▸ STATED GOAL
Go through the entries and count the lines with the string "this" in them. Give only that number.

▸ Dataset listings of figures
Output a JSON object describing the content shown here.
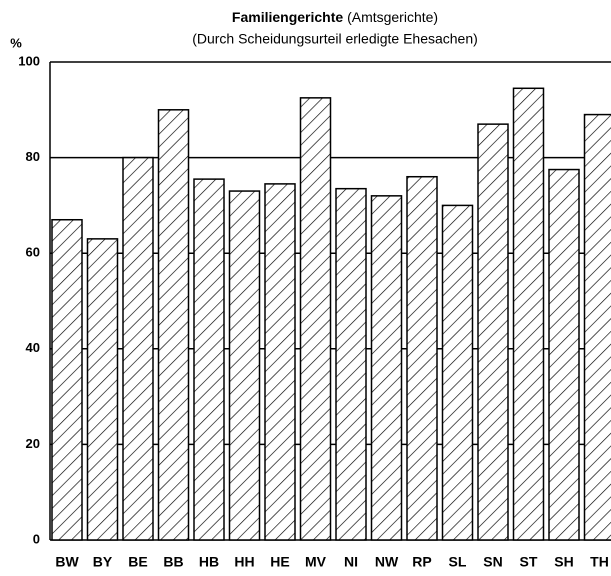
{
  "chart_data": {
    "type": "bar",
    "title": "Familiengerichte",
    "title_suffix": "(Amtsgerichte)",
    "subtitle": "(Durch Scheidungsurteil erledigte Ehesachen)",
    "y_label": "%",
    "categories": [
      "BW",
      "BY",
      "BE",
      "BB",
      "HB",
      "HH",
      "HE",
      "MV",
      "NI",
      "NW",
      "RP",
      "SL",
      "SN",
      "ST",
      "SH",
      "TH"
    ],
    "values": [
      67,
      63,
      80,
      90,
      75.5,
      73,
      74.5,
      92.5,
      73.5,
      72,
      76,
      70,
      87,
      94.5,
      77.5,
      89
    ],
    "color": "#000000",
    "ylim": [
      0,
      100
    ],
    "yticks": [
      0,
      20,
      40,
      60,
      80,
      100
    ],
    "grid": true
  }
}
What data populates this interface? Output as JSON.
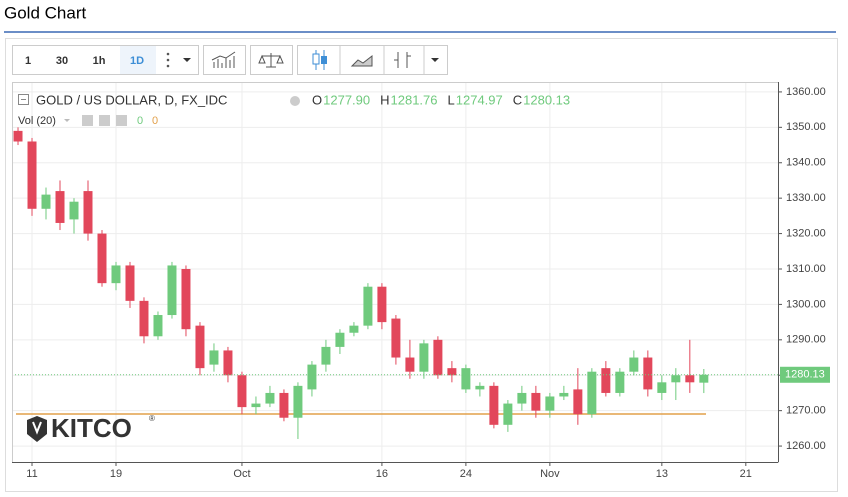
{
  "header": {
    "title": "Gold Chart"
  },
  "toolbar": {
    "intervals": [
      "1",
      "30",
      "1h",
      "1D"
    ]
  },
  "chart_data": {
    "type": "candlestick",
    "symbol": "GOLD / US DOLLAR, D, FX_IDC",
    "legend": [
      {
        "key": "O",
        "label": "1277.90"
      },
      {
        "key": "H",
        "label": "1281.76"
      },
      {
        "key": "L",
        "label": "1274.97"
      },
      {
        "key": "C",
        "label": "1280.13"
      }
    ],
    "volume_label": "Vol (20)",
    "volume_values": [
      "0",
      "0"
    ],
    "watermark": {
      "text": "KITCO",
      "mark": "®"
    },
    "colors": {
      "up": "#6fca7d",
      "down": "#e2475b"
    },
    "open": [
      1349,
      1346,
      1327,
      1332,
      1324,
      1332,
      1320,
      1306,
      1311,
      1301,
      1291,
      1297,
      1310,
      1294,
      1283,
      1287,
      1280,
      1271,
      1272,
      1275,
      1268,
      1276,
      1283,
      1288,
      1292,
      1294,
      1305,
      1296,
      1285,
      1281,
      1290,
      1282,
      1276,
      1276,
      1277,
      1266,
      1272,
      1275,
      1270,
      1274,
      1276,
      1269,
      1282,
      1275,
      1281,
      1285,
      1275,
      1278,
      1280,
      1277.9
    ],
    "high": [
      1350,
      1347,
      1333,
      1335,
      1330,
      1335,
      1321,
      1312,
      1312,
      1302,
      1298,
      1312,
      1311,
      1295,
      1289,
      1288,
      1281,
      1274,
      1277,
      1276,
      1278,
      1284,
      1290,
      1293,
      1295,
      1306,
      1306,
      1297,
      1290,
      1290,
      1291,
      1284,
      1283,
      1278,
      1278,
      1273,
      1277,
      1277,
      1275,
      1277,
      1282,
      1282,
      1284,
      1282,
      1287,
      1287,
      1280,
      1282,
      1290,
      1281.76
    ],
    "low": [
      1345,
      1325,
      1324,
      1321,
      1320,
      1318,
      1305,
      1304,
      1299,
      1289,
      1290,
      1296,
      1291,
      1280,
      1281,
      1278,
      1269,
      1269,
      1271,
      1267,
      1262,
      1274,
      1281,
      1286,
      1291,
      1293,
      1293,
      1283,
      1279,
      1279,
      1279,
      1278,
      1275,
      1274,
      1265,
      1264,
      1270,
      1268,
      1268,
      1273,
      1266,
      1268,
      1274,
      1274,
      1280,
      1274,
      1273,
      1273,
      1275,
      1274.97
    ],
    "close": [
      1346,
      1327,
      1331,
      1323,
      1329,
      1320,
      1306,
      1311,
      1301,
      1291,
      1297,
      1311,
      1293,
      1282,
      1287,
      1280,
      1271,
      1272,
      1275,
      1268,
      1277,
      1283,
      1288,
      1292,
      1294,
      1305,
      1295,
      1285,
      1281,
      1289,
      1280,
      1280,
      1282,
      1277,
      1266,
      1272,
      1275,
      1270,
      1274,
      1275,
      1269,
      1281,
      1275,
      1281,
      1285,
      1276,
      1278,
      1280,
      1278,
      1280.13
    ],
    "xlim": [
      -0.43,
      54.3
    ],
    "xticks": [
      {
        "value": 1,
        "label": "11"
      },
      {
        "value": 7,
        "label": "19"
      },
      {
        "value": 16,
        "label": "Oct"
      },
      {
        "value": 26,
        "label": "16"
      },
      {
        "value": 32,
        "label": "24"
      },
      {
        "value": 38,
        "label": "Nov"
      },
      {
        "value": 46,
        "label": "13"
      },
      {
        "value": 52,
        "label": "21"
      }
    ],
    "ylim": [
      1255.5,
      1362.8
    ],
    "yticks": [
      {
        "value": 1260,
        "label": "1260.00"
      },
      {
        "value": 1270,
        "label": "1270.00"
      },
      {
        "value": 1280,
        "label": "1280.00"
      },
      {
        "value": 1290,
        "label": "1290.00"
      },
      {
        "value": 1300,
        "label": "1300.00"
      },
      {
        "value": 1310,
        "label": "1310.00"
      },
      {
        "value": 1320,
        "label": "1320.00"
      },
      {
        "value": 1330,
        "label": "1330.00"
      },
      {
        "value": 1340,
        "label": "1340.00"
      },
      {
        "value": 1350,
        "label": "1350.00"
      },
      {
        "value": 1360,
        "label": "1360.00"
      }
    ],
    "grid": true
  }
}
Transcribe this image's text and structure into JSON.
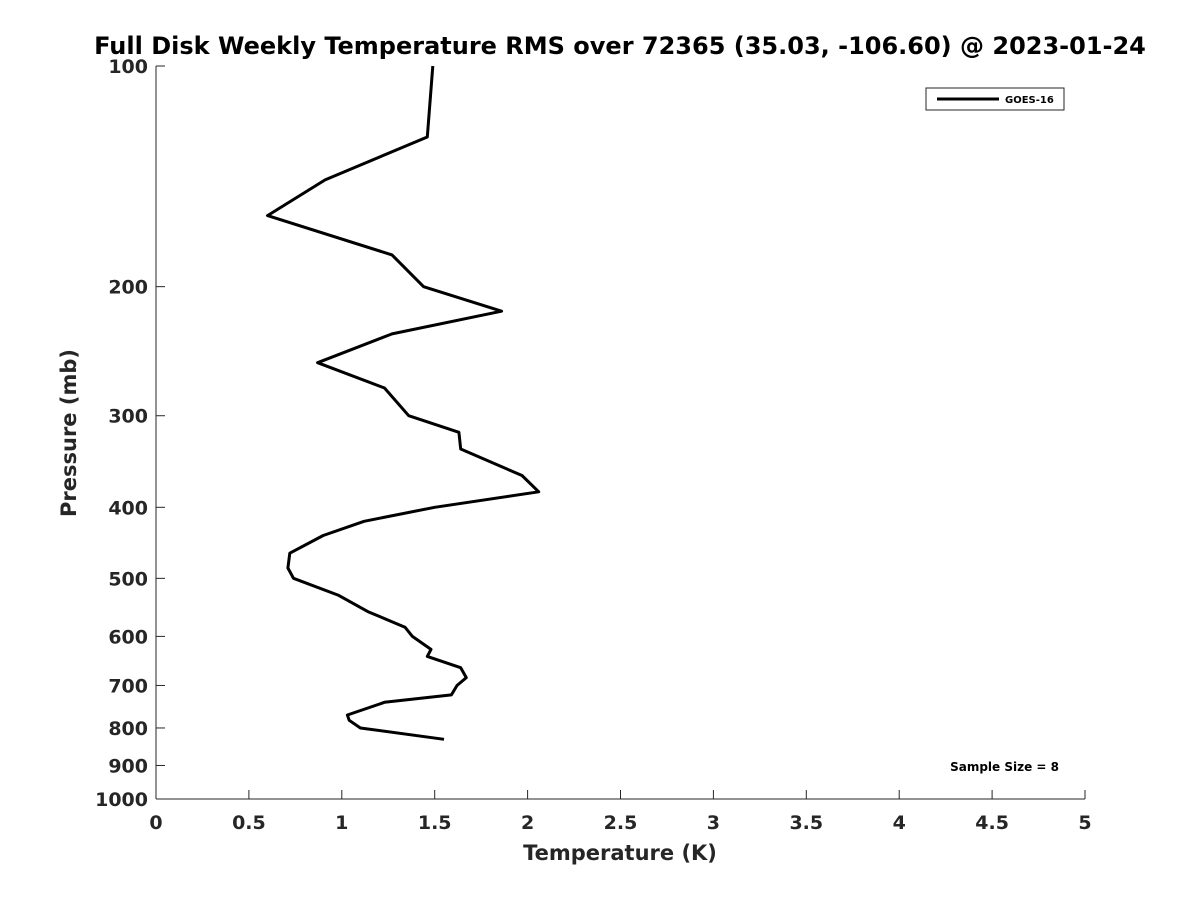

▸ OUTPUT OF THE TASK
2